> [SET PROBLEM]
Pick out every line in the rows below that contains the word "Tunisie", and copy each one.

> [INFORMATION SUPPLIED]
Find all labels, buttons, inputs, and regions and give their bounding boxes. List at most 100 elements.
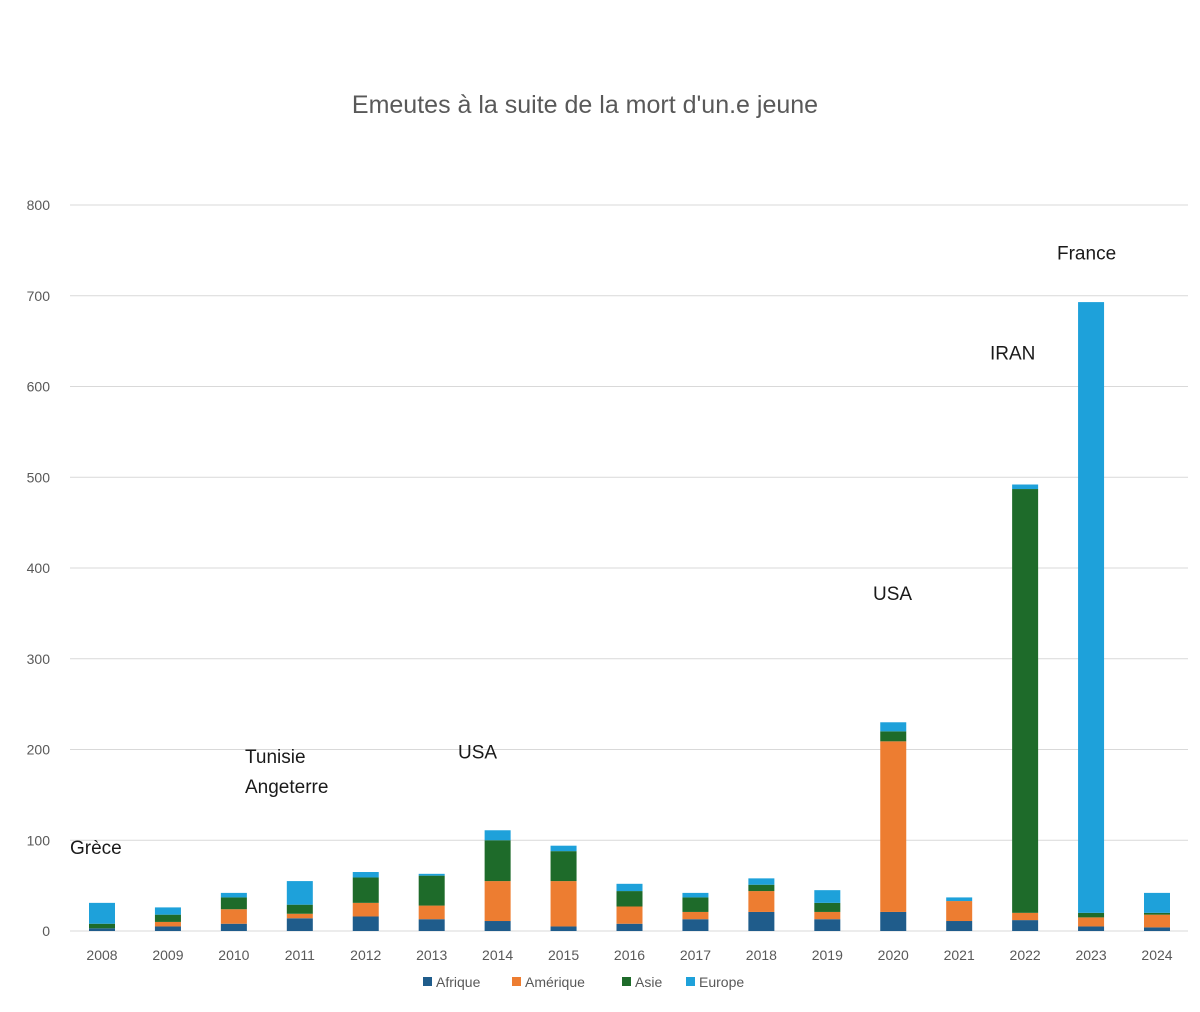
x-tick-label: 2010 (218, 947, 249, 963)
annotation-2022: IRAN (990, 343, 1035, 364)
bar-2009-europe (154, 907, 181, 915)
x-tick-label: 2021 (944, 947, 975, 963)
bar-2008-afrique (89, 928, 115, 931)
bar-2009-asie (154, 914, 181, 922)
bar-2023-europe (1078, 302, 1105, 913)
bar-2023-asie (1078, 912, 1105, 918)
annotation-2011: Tunisie Angeterre (245, 747, 328, 798)
x-tick-label: 2019 (812, 947, 843, 963)
bar-2010-amérique (220, 909, 247, 924)
bar-2012-europe (352, 872, 379, 878)
bar-2014-amérique (484, 881, 511, 922)
bar-2023-afrique (1078, 926, 1105, 931)
x-tick-label: 2008 (86, 947, 117, 963)
bar-2010-asie (220, 897, 247, 910)
bar-2014-europe (484, 830, 511, 841)
x-tick-label: 2022 (1010, 947, 1041, 963)
bar-2024-asie (1144, 912, 1170, 915)
legend-label: Amérique (525, 974, 585, 990)
legend: Afrique Amérique Asie Europe (423, 974, 744, 990)
annotation-2020: USA (873, 584, 912, 605)
y-tick-label: 700 (27, 288, 51, 304)
bar-2016-asie (616, 891, 643, 907)
bar-2011-europe (286, 881, 313, 905)
bar-2018-afrique (748, 911, 775, 931)
bar-2021-afrique (946, 921, 973, 931)
x-axis-ticks: 2008 2009 2010 2011 2012 2013 2014 2015 2016 2017… (86, 947, 1172, 963)
annotation-2014: USA (458, 743, 497, 764)
gridlines (70, 204, 1188, 932)
bar-2013-europe (418, 873, 445, 876)
bar-2012-afrique (352, 916, 379, 931)
y-tick-label: 400 (27, 560, 51, 576)
x-tick-label: 2023 (1075, 947, 1106, 963)
y-tick-label: 300 (27, 651, 51, 667)
bar-2008-asie (89, 923, 115, 929)
bar-2017-amérique (682, 911, 709, 920)
bar-2017-afrique (682, 919, 709, 931)
bar-2010-afrique (220, 923, 247, 931)
bar-2010-europe (220, 892, 247, 898)
bar-2020-asie (880, 731, 907, 742)
bar-2009-amérique (154, 921, 181, 927)
bar-2015-afrique (550, 926, 577, 931)
bar-2016-amérique (616, 906, 643, 924)
bar-2013-afrique (418, 919, 445, 931)
x-tick-label: 2018 (746, 947, 777, 963)
legend-swatch-asie (622, 977, 631, 986)
bar-2011-asie (286, 904, 313, 914)
x-tick-label: 2009 (152, 947, 183, 963)
annotations: Grèce Tunisie Angeterre USA USA IRAN France (70, 243, 1116, 858)
bar-2008-europe (89, 902, 115, 924)
annotation-2008: Grèce (70, 838, 122, 859)
x-tick-label: 2015 (548, 947, 579, 963)
bar-2018-amérique (748, 891, 775, 912)
bar-2022-asie (1012, 489, 1039, 913)
bar-2022-europe (1012, 484, 1039, 490)
bar-2009-afrique (154, 926, 181, 931)
bar-2021-amérique (946, 901, 973, 922)
y-tick-label: 600 (27, 379, 51, 395)
bar-2014-afrique (484, 921, 511, 931)
bar-2015-amérique (550, 881, 577, 927)
bar-2022-amérique (1012, 912, 1039, 921)
x-tick-label: 2016 (614, 947, 645, 963)
bar-2011-afrique (286, 918, 313, 931)
y-axis-ticks: 0 100 200 300 400 500 600 700 800 (27, 197, 51, 939)
bar-2018-asie (748, 884, 775, 892)
bar-2020-afrique (880, 911, 907, 931)
legend-swatch-amérique (512, 977, 521, 986)
bar-2013-amérique (418, 905, 445, 920)
bar-2020-amérique (880, 741, 907, 912)
x-tick-label: 2017 (680, 947, 711, 963)
legend-label: Afrique (436, 974, 481, 990)
bar-2019-amérique (814, 911, 841, 920)
bar-2024-amérique (1144, 914, 1170, 928)
y-tick-label: 200 (27, 742, 51, 758)
legend-swatch-europe (686, 977, 695, 986)
bar-2012-asie (352, 877, 379, 903)
bar-2023-amérique (1078, 917, 1105, 927)
x-tick-label: 2013 (416, 947, 447, 963)
y-tick-label: 100 (27, 832, 51, 848)
y-tick-label: 500 (27, 469, 51, 485)
bar-2017-europe (682, 892, 709, 898)
legend-label: Asie (635, 974, 662, 990)
bar-2021-europe (946, 897, 973, 902)
bar-2019-europe (814, 890, 841, 903)
bar-2019-afrique (814, 919, 841, 931)
y-tick-label: 0 (42, 923, 50, 939)
bar-2018-europe (748, 878, 775, 885)
bar-2015-asie (550, 851, 577, 882)
annotation-2023: France (1057, 243, 1116, 264)
x-tick-label: 2014 (482, 947, 513, 963)
bar-2016-europe (616, 883, 643, 892)
bar-2019-asie (814, 902, 841, 912)
bar-2024-afrique (1144, 927, 1170, 931)
y-tick-label: 800 (27, 197, 51, 213)
x-tick-label: 2020 (878, 947, 909, 963)
legend-swatch-afrique (423, 977, 432, 986)
x-tick-label: 2024 (1141, 947, 1172, 963)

> [ANSWER TO THIS TASK]
annotation-2011: Tunisie Angeterre (245, 747, 328, 798)
annotations: Grèce Tunisie Angeterre USA USA IRAN France (70, 243, 1116, 858)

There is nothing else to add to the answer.